List each line of the listing below that contains the word "this".
** Start Listing **
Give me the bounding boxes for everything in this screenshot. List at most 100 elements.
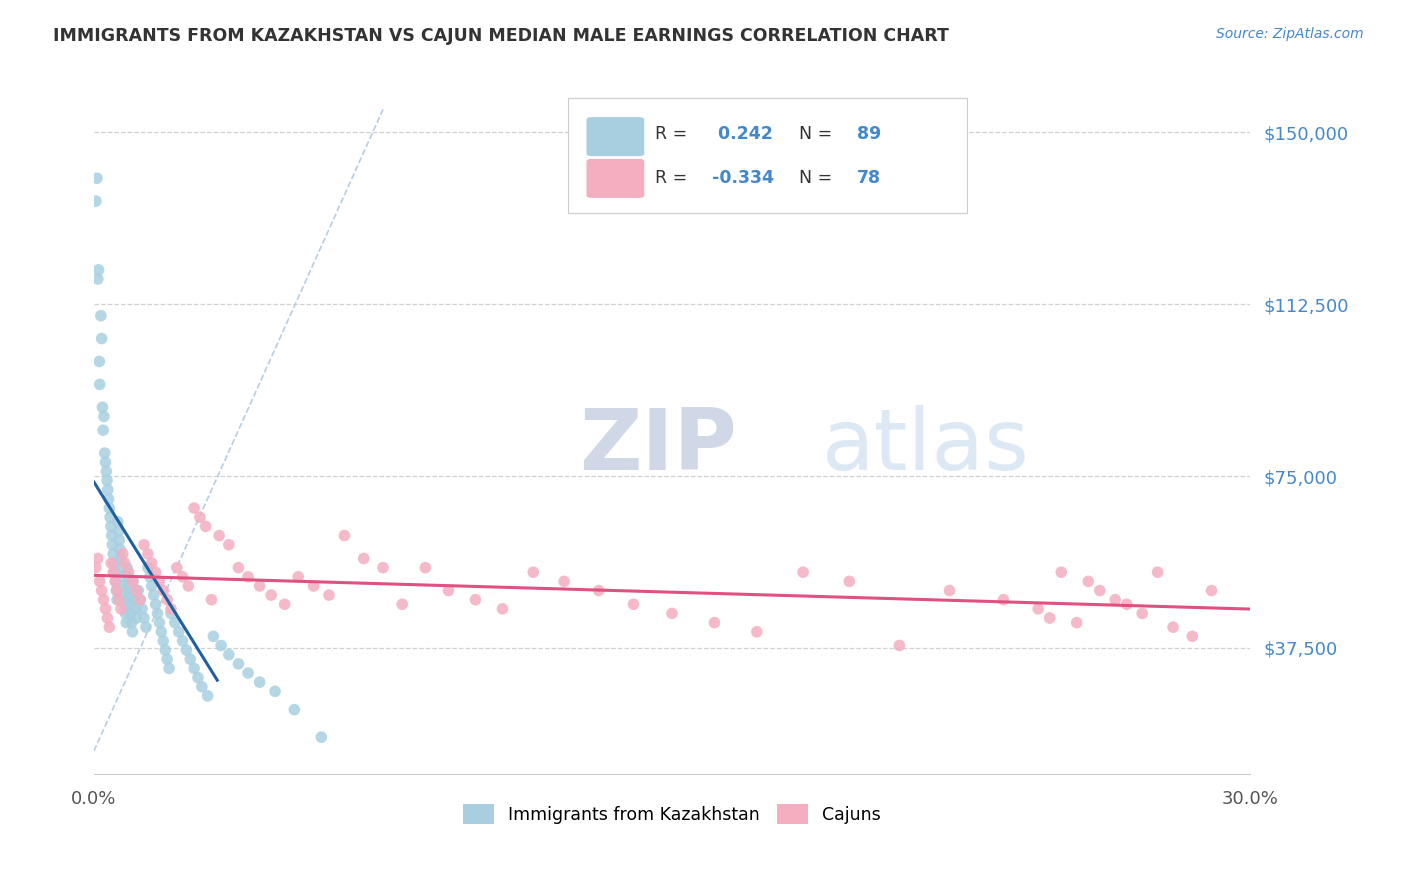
Point <box>311 730 333 744</box>
Point <box>287 570 309 584</box>
Point <box>176 643 198 657</box>
Point <box>94 602 117 616</box>
Point <box>172 634 194 648</box>
Point <box>108 592 131 607</box>
Point <box>889 639 911 653</box>
Point <box>124 592 146 607</box>
Point <box>135 620 157 634</box>
Text: N =: N = <box>799 169 832 187</box>
Point <box>90 332 112 346</box>
Point <box>93 446 115 460</box>
Point <box>177 579 200 593</box>
Point <box>121 615 143 630</box>
Point <box>131 602 153 616</box>
Point <box>115 615 138 630</box>
Point <box>129 592 152 607</box>
Point <box>91 401 114 415</box>
Point <box>145 597 167 611</box>
Point <box>1066 615 1088 630</box>
Point <box>228 560 250 574</box>
Point <box>94 455 117 469</box>
Point <box>98 620 121 634</box>
Text: -0.334: -0.334 <box>713 169 775 187</box>
Point <box>107 515 129 529</box>
Point <box>87 272 110 286</box>
Text: R =: R = <box>655 125 688 143</box>
Point <box>208 528 231 542</box>
Point <box>121 624 143 639</box>
Point <box>260 588 283 602</box>
Point <box>371 560 394 574</box>
Point <box>553 574 575 589</box>
Point <box>415 560 437 574</box>
FancyBboxPatch shape <box>568 98 967 213</box>
Point <box>200 592 222 607</box>
Point <box>191 680 214 694</box>
Point <box>273 597 295 611</box>
Point <box>100 519 122 533</box>
Point <box>93 592 115 607</box>
Point <box>97 491 120 506</box>
Point <box>132 538 155 552</box>
Point <box>112 579 135 593</box>
Point <box>157 661 180 675</box>
Point <box>114 597 136 611</box>
Point <box>89 574 111 589</box>
Text: ZIP: ZIP <box>579 405 737 488</box>
Point <box>172 570 194 584</box>
Point <box>110 551 132 566</box>
Point <box>87 551 110 566</box>
Point <box>1077 574 1099 589</box>
Point <box>838 574 860 589</box>
Point <box>218 538 240 552</box>
Text: 0.242: 0.242 <box>713 125 773 143</box>
Point <box>792 565 814 579</box>
Point <box>264 684 287 698</box>
Point <box>152 583 174 598</box>
Point <box>236 570 259 584</box>
Text: 89: 89 <box>858 125 882 143</box>
Point <box>120 607 142 621</box>
Text: 78: 78 <box>858 169 882 187</box>
Point <box>179 652 201 666</box>
Point <box>938 583 960 598</box>
Point <box>117 579 139 593</box>
Point <box>391 597 413 611</box>
Point <box>127 583 149 598</box>
Point <box>101 538 124 552</box>
Point <box>1050 565 1073 579</box>
Point <box>104 565 127 579</box>
Point <box>302 579 325 593</box>
Text: atlas: atlas <box>823 405 1031 488</box>
Point <box>167 624 190 639</box>
Point <box>96 464 118 478</box>
Point <box>110 602 132 616</box>
Text: N =: N = <box>799 125 832 143</box>
Point <box>142 588 165 602</box>
Point <box>136 560 159 574</box>
Point <box>160 602 183 616</box>
Point <box>89 354 111 368</box>
Point <box>84 560 107 574</box>
Point <box>98 501 121 516</box>
Point <box>218 648 240 662</box>
Point <box>87 263 110 277</box>
Point <box>105 583 128 598</box>
Point <box>108 542 131 557</box>
Point <box>150 624 173 639</box>
Point <box>318 588 340 602</box>
Point <box>93 409 115 424</box>
Point <box>194 519 217 533</box>
Point <box>117 570 139 584</box>
Point <box>125 583 148 598</box>
Legend: Immigrants from Kazakhstan, Cajuns: Immigrants from Kazakhstan, Cajuns <box>463 805 882 824</box>
Point <box>141 556 163 570</box>
Point <box>148 615 170 630</box>
Point <box>115 560 138 574</box>
Point <box>166 560 188 574</box>
Text: IMMIGRANTS FROM KAZAKHSTAN VS CAJUN MEDIAN MALE EARNINGS CORRELATION CHART: IMMIGRANTS FROM KAZAKHSTAN VS CAJUN MEDI… <box>53 27 949 45</box>
Point <box>353 551 375 566</box>
Point <box>91 423 114 437</box>
Point <box>118 588 141 602</box>
Point <box>661 607 683 621</box>
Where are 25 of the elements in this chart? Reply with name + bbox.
** End Listing **
The response:
Give me the bounding boxes for everything in this screenshot. List at most 100 elements.
Where are 25 of the elements in this chart? Reply with name + bbox.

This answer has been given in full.